*Requirements:* Where a line contains the word "Körler", copy that line.

:::::

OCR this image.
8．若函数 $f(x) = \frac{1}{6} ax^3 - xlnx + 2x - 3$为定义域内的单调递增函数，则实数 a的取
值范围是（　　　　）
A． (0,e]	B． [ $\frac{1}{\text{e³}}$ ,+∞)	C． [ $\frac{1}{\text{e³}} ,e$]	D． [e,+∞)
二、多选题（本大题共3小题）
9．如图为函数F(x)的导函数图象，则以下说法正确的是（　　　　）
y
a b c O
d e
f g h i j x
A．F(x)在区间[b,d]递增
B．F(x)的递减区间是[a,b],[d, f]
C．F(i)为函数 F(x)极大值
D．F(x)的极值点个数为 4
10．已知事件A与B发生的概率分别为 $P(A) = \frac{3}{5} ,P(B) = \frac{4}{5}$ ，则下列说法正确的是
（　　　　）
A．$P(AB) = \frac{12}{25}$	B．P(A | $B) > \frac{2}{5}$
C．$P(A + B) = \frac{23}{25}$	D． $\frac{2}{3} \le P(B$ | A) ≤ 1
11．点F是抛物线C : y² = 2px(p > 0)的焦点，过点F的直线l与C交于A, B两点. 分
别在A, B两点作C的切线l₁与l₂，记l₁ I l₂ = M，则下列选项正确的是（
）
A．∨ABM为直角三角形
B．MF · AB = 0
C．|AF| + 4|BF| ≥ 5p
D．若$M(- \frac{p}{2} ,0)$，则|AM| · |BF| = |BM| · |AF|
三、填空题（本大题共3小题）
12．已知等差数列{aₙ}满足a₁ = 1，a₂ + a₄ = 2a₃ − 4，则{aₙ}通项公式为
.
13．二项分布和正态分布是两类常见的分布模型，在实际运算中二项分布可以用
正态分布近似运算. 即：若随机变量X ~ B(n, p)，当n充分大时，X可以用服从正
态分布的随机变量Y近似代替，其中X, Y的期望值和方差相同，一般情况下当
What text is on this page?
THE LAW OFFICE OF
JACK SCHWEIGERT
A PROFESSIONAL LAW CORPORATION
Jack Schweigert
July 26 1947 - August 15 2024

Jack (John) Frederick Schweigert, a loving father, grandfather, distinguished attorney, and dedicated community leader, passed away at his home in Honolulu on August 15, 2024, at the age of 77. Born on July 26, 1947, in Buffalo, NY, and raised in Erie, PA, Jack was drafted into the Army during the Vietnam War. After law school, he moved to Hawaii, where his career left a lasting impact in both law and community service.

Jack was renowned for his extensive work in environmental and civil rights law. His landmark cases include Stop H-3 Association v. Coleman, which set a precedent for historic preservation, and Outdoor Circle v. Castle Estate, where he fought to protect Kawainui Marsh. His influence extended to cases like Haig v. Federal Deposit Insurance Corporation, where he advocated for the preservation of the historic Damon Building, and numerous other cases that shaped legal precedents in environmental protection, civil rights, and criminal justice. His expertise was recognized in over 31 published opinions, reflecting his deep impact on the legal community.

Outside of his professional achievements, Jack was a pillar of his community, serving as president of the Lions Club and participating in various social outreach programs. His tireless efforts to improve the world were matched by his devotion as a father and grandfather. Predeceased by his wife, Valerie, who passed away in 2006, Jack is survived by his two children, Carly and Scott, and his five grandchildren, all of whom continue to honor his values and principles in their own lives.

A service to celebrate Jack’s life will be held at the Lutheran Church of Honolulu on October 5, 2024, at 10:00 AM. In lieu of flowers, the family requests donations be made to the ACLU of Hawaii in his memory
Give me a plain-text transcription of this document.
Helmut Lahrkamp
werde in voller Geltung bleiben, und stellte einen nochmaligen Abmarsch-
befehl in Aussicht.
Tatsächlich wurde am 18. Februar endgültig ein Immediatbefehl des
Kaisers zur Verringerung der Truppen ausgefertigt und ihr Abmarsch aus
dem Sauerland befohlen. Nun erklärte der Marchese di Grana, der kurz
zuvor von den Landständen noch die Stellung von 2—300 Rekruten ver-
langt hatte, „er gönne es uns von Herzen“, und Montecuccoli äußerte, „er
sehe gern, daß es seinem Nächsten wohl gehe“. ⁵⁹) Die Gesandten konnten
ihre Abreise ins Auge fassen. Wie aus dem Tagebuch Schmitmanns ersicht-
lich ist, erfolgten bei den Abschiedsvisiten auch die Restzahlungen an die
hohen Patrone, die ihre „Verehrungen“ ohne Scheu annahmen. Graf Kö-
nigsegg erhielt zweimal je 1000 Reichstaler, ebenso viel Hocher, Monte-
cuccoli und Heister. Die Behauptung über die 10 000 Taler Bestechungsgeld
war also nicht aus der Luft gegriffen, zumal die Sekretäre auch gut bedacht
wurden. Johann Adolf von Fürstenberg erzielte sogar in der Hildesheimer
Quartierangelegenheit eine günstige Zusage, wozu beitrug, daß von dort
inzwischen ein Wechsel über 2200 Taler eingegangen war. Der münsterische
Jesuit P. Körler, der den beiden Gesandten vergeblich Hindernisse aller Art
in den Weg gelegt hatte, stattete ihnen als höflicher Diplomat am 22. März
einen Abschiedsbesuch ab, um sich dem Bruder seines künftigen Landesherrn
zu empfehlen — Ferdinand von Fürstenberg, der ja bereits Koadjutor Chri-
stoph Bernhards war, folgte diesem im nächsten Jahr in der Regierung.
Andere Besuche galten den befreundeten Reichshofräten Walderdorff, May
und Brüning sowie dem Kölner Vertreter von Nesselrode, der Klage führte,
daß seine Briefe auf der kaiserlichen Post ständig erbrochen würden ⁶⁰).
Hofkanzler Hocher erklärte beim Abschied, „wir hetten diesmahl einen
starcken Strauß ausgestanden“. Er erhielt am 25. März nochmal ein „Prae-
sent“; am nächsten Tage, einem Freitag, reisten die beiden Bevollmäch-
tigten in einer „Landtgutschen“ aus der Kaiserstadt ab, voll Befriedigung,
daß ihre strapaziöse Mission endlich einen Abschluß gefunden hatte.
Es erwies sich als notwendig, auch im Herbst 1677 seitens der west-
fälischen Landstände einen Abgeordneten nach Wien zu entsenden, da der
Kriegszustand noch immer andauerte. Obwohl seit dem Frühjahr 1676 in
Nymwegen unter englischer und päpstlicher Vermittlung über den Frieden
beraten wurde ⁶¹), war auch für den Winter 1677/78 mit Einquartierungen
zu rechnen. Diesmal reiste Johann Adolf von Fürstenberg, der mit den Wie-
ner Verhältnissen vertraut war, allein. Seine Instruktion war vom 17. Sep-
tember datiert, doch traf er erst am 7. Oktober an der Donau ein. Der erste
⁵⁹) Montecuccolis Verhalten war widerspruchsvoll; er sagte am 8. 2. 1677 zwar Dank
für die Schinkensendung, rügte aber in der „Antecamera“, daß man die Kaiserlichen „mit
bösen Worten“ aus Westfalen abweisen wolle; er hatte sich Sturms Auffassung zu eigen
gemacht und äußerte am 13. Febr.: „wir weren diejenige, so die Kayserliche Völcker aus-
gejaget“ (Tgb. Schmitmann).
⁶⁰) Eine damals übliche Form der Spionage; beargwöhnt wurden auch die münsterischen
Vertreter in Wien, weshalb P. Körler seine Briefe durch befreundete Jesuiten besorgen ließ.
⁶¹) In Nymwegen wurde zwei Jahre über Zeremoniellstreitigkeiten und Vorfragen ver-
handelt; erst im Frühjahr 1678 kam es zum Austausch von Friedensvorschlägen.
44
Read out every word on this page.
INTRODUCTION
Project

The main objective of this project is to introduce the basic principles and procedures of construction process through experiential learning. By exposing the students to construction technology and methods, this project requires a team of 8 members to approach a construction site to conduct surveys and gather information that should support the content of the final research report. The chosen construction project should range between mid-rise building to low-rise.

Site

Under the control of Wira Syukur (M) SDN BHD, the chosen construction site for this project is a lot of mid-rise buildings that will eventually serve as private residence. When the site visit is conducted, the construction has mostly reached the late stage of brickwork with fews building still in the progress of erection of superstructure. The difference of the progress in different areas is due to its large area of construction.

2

:::::

*Output:*
Jesuit P. Körler, der den beiden Gesandten vergeblich Hindernisse aller Art
Vertreter in Wien, weshalb P. Körler seine Briefe durch befreundete Jesuiten besorgen ließ.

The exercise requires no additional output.